[What the task asks]:
Only the lines from the one holding "Read all visible content and emit it as JSON." to the end should be retyped, exactly, with both ends included and no pictures.

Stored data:
# # #

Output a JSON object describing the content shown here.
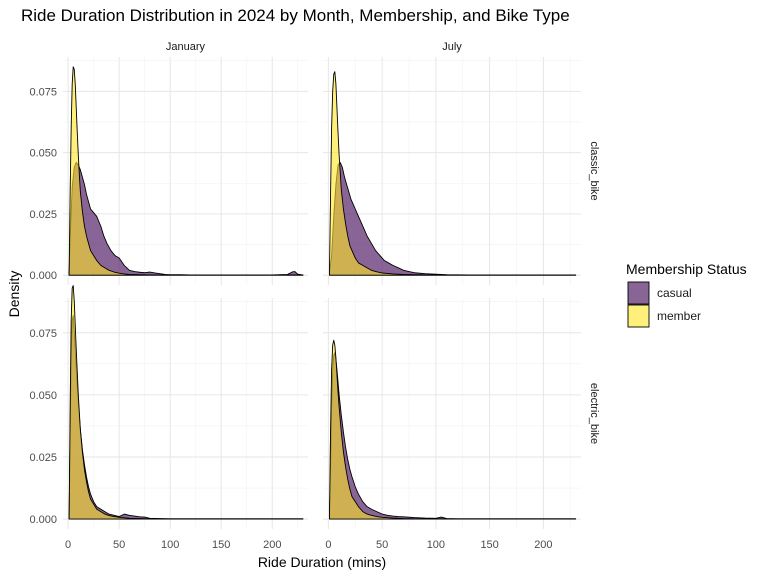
{
  "chart_data": {
    "type": "area",
    "title": "Ride Duration Distribution in 2024 by Month, Membership, and Bike Type",
    "xlabel": "Ride Duration (mins)",
    "ylabel": "Density",
    "xlim": [
      -5,
      235
    ],
    "ylim": [
      -0.004,
      0.089
    ],
    "x_ticks": [
      0,
      50,
      100,
      150,
      200
    ],
    "x_tick_labels": [
      "0",
      "50",
      "100",
      "150",
      "200"
    ],
    "y_ticks": [
      0,
      0.025,
      0.05,
      0.075
    ],
    "y_tick_labels": [
      "0.000",
      "0.025",
      "0.050",
      "0.075"
    ],
    "grid": true,
    "columns": [
      "January",
      "July"
    ],
    "rows": [
      "classic_bike",
      "electric_bike"
    ],
    "legend": {
      "title": "Membership Status",
      "position": "right",
      "entries": [
        {
          "label": "casual",
          "color": "#5a2a6e"
        },
        {
          "label": "member",
          "color": "#ffe523"
        }
      ]
    },
    "panels": [
      {
        "column": "January",
        "row": "classic_bike",
        "xmax": 230,
        "series": [
          {
            "name": "casual",
            "x": [
              1,
              2,
              4,
              6,
              8,
              10,
              12,
              14,
              16,
              18,
              20,
              22,
              24,
              26,
              28,
              30,
              32,
              35,
              38,
              42,
              46,
              50,
              55,
              60,
              65,
              70,
              75,
              80,
              85,
              90,
              95,
              100,
              110,
              120,
              140,
              160,
              180,
              200,
              215,
              220,
              222,
              225,
              230
            ],
            "y": [
              0.001,
              0.015,
              0.036,
              0.044,
              0.046,
              0.045,
              0.043,
              0.04,
              0.037,
              0.033,
              0.03,
              0.027,
              0.026,
              0.025,
              0.024,
              0.022,
              0.02,
              0.016,
              0.013,
              0.01,
              0.008,
              0.007,
              0.004,
              0.002,
              0.0015,
              0.0012,
              0.001,
              0.0013,
              0.0009,
              0.0006,
              0.0003,
              0.0002,
              0.0002,
              0.0001,
              0.0001,
              0.0001,
              0.0001,
              0.0001,
              0.0003,
              0.0014,
              0.0015,
              0.0004,
              0.0001
            ]
          },
          {
            "name": "member",
            "x": [
              1,
              2,
              3,
              4,
              5,
              6,
              7,
              8,
              9,
              10,
              11,
              12,
              14,
              16,
              18,
              20,
              22,
              25,
              28,
              32,
              36,
              40,
              45,
              50,
              55,
              60,
              70,
              80,
              100,
              120,
              150,
              200,
              230
            ],
            "y": [
              0.001,
              0.034,
              0.06,
              0.078,
              0.085,
              0.084,
              0.078,
              0.068,
              0.058,
              0.049,
              0.041,
              0.034,
              0.026,
              0.02,
              0.016,
              0.013,
              0.01,
              0.008,
              0.006,
              0.004,
              0.003,
              0.002,
              0.0013,
              0.0008,
              0.0005,
              0.0003,
              0.0002,
              0.0001,
              0.0001,
              0.0001,
              0.0001,
              0.0001,
              0.0001
            ]
          }
        ]
      },
      {
        "column": "July",
        "row": "classic_bike",
        "xmax": 230,
        "series": [
          {
            "name": "casual",
            "x": [
              1,
              3,
              5,
              7,
              9,
              11,
              13,
              15,
              17,
              19,
              21,
              23,
              25,
              27,
              29,
              31,
              33,
              36,
              40,
              44,
              48,
              52,
              56,
              60,
              65,
              70,
              75,
              80,
              90,
              100,
              110,
              130,
              160,
              200,
              230
            ],
            "y": [
              0.001,
              0.008,
              0.024,
              0.037,
              0.045,
              0.046,
              0.044,
              0.04,
              0.037,
              0.034,
              0.031,
              0.029,
              0.027,
              0.025,
              0.023,
              0.021,
              0.019,
              0.016,
              0.013,
              0.01,
              0.008,
              0.006,
              0.005,
              0.004,
              0.003,
              0.002,
              0.0015,
              0.001,
              0.0006,
              0.0004,
              0.0002,
              0.0001,
              0.0001,
              0.0001,
              0.0001
            ]
          },
          {
            "name": "member",
            "x": [
              1,
              2,
              3,
              4,
              5,
              6,
              7,
              8,
              9,
              10,
              11,
              12,
              14,
              16,
              18,
              20,
              22,
              25,
              28,
              32,
              36,
              40,
              45,
              50,
              60,
              70,
              80,
              100,
              130,
              170,
              230
            ],
            "y": [
              0.001,
              0.032,
              0.06,
              0.075,
              0.082,
              0.083,
              0.078,
              0.068,
              0.058,
              0.049,
              0.042,
              0.035,
              0.027,
              0.021,
              0.016,
              0.012,
              0.01,
              0.007,
              0.005,
              0.004,
              0.003,
              0.002,
              0.0014,
              0.0009,
              0.0005,
              0.0003,
              0.0002,
              0.0001,
              0.0001,
              0.0001,
              0.0001
            ]
          }
        ]
      },
      {
        "column": "January",
        "row": "electric_bike",
        "xmax": 230,
        "series": [
          {
            "name": "casual",
            "x": [
              1,
              2,
              3,
              4,
              5,
              6,
              7,
              8,
              10,
              12,
              14,
              16,
              18,
              20,
              22,
              25,
              28,
              32,
              36,
              40,
              45,
              50,
              55,
              60,
              65,
              70,
              75,
              80,
              90,
              100,
              120,
              150,
              200,
              230
            ],
            "y": [
              0.001,
              0.035,
              0.065,
              0.08,
              0.082,
              0.076,
              0.068,
              0.06,
              0.047,
              0.036,
              0.028,
              0.022,
              0.017,
              0.013,
              0.01,
              0.007,
              0.005,
              0.004,
              0.003,
              0.002,
              0.0015,
              0.001,
              0.002,
              0.0015,
              0.0012,
              0.0009,
              0.0008,
              0.0003,
              0.0002,
              0.0001,
              0.0001,
              0.0001,
              0.0001,
              0.0001
            ]
          },
          {
            "name": "member",
            "x": [
              1,
              2,
              3,
              4,
              5,
              6,
              7,
              8,
              9,
              10,
              12,
              14,
              16,
              18,
              20,
              22,
              25,
              28,
              32,
              36,
              40,
              45,
              50,
              55,
              60,
              70,
              80,
              100,
              150,
              200,
              230
            ],
            "y": [
              0.001,
              0.045,
              0.08,
              0.093,
              0.094,
              0.088,
              0.078,
              0.068,
              0.059,
              0.05,
              0.036,
              0.027,
              0.02,
              0.015,
              0.011,
              0.008,
              0.006,
              0.004,
              0.003,
              0.002,
              0.0014,
              0.001,
              0.0007,
              0.0005,
              0.0003,
              0.0002,
              0.0001,
              0.0001,
              0.0001,
              0.0001,
              0.0001
            ]
          }
        ]
      },
      {
        "column": "July",
        "row": "electric_bike",
        "xmax": 230,
        "series": [
          {
            "name": "casual",
            "x": [
              1,
              2,
              3,
              4,
              5,
              6,
              7,
              8,
              10,
              12,
              14,
              16,
              18,
              20,
              22,
              25,
              28,
              32,
              36,
              40,
              45,
              50,
              55,
              60,
              65,
              70,
              80,
              90,
              100,
              105,
              110,
              120,
              150,
              200,
              230
            ],
            "y": [
              0.001,
              0.02,
              0.045,
              0.06,
              0.066,
              0.067,
              0.064,
              0.06,
              0.05,
              0.042,
              0.035,
              0.029,
              0.024,
              0.02,
              0.017,
              0.013,
              0.01,
              0.007,
              0.005,
              0.004,
              0.003,
              0.002,
              0.0015,
              0.0012,
              0.001,
              0.0009,
              0.0006,
              0.0004,
              0.0003,
              0.0008,
              0.0002,
              0.0001,
              0.0001,
              0.0001,
              0.0001
            ]
          },
          {
            "name": "member",
            "x": [
              1,
              2,
              3,
              4,
              5,
              6,
              7,
              8,
              9,
              10,
              12,
              14,
              16,
              18,
              20,
              22,
              25,
              28,
              32,
              36,
              40,
              45,
              50,
              60,
              70,
              80,
              100,
              150,
              200,
              230
            ],
            "y": [
              0.001,
              0.035,
              0.06,
              0.07,
              0.072,
              0.07,
              0.065,
              0.058,
              0.051,
              0.045,
              0.035,
              0.027,
              0.021,
              0.016,
              0.012,
              0.009,
              0.007,
              0.005,
              0.003,
              0.002,
              0.0015,
              0.001,
              0.0007,
              0.0004,
              0.0002,
              0.0001,
              0.0001,
              0.0001,
              0.0001,
              0.0001
            ]
          }
        ]
      }
    ]
  }
}
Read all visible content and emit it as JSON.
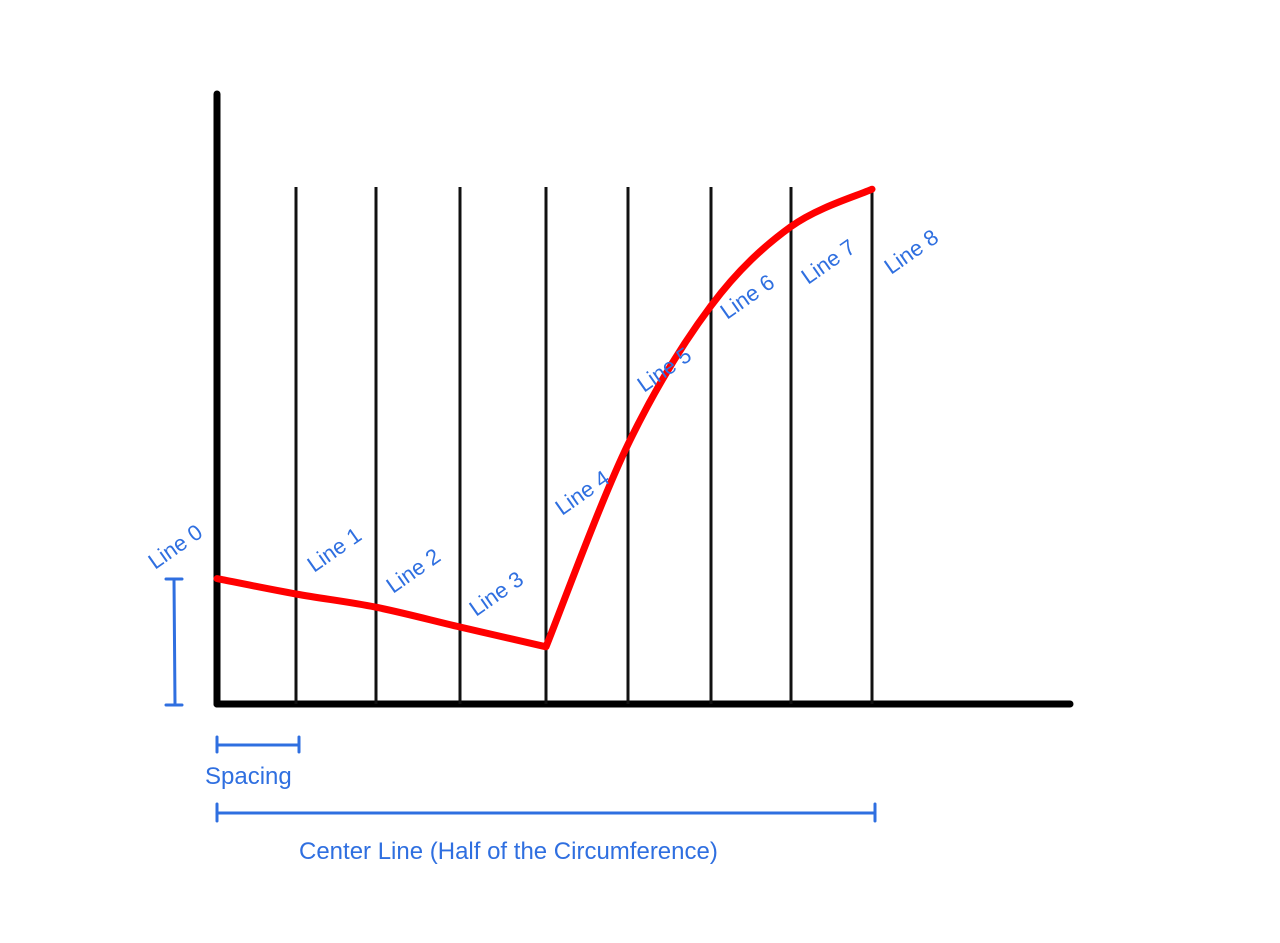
{
  "colors": {
    "axis": "#000000",
    "guide": "#111111",
    "curve": "#ff0000",
    "annotation": "#2f6fe0",
    "background": "#ffffff"
  },
  "line_labels": [
    {
      "label": "Line 0",
      "height": 0.57
    },
    {
      "label": "Line 1",
      "height": 0.5
    },
    {
      "label": "Line 2",
      "height": 0.44
    },
    {
      "label": "Line 3",
      "height": 0.35
    },
    {
      "label": "Line 4",
      "height": 0.26
    },
    {
      "label": "Line 5",
      "height": 1.18
    },
    {
      "label": "Line 6",
      "height": 1.81
    },
    {
      "label": "Line 7",
      "height": 2.17
    },
    {
      "label": "Line 8",
      "height": 2.34
    }
  ],
  "annotations": {
    "spacing": "Spacing",
    "center_line": "Center Line (Half of the Circumference)"
  }
}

# # #

[Answer to the exercise]:
Read all visible content and emit it as JSON.
{
  "colors": {
    "axis": "#000000",
    "guide": "#111111",
    "curve": "#ff0000",
    "annotation": "#2f6fe0",
    "background": "#ffffff"
  },
  "line_labels": [
    {
      "label": "Line 0",
      "height": 0.57
    },
    {
      "label": "Line 1",
      "height": 0.5
    },
    {
      "label": "Line 2",
      "height": 0.44
    },
    {
      "label": "Line 3",
      "height": 0.35
    },
    {
      "label": "Line 4",
      "height": 0.26
    },
    {
      "label": "Line 5",
      "height": 1.18
    },
    {
      "label": "Line 6",
      "height": 1.81
    },
    {
      "label": "Line 7",
      "height": 2.17
    },
    {
      "label": "Line 8",
      "height": 2.34
    }
  ],
  "annotations": {
    "spacing": "Spacing",
    "center_line": "Center Line (Half of the Circumference)"
  }
}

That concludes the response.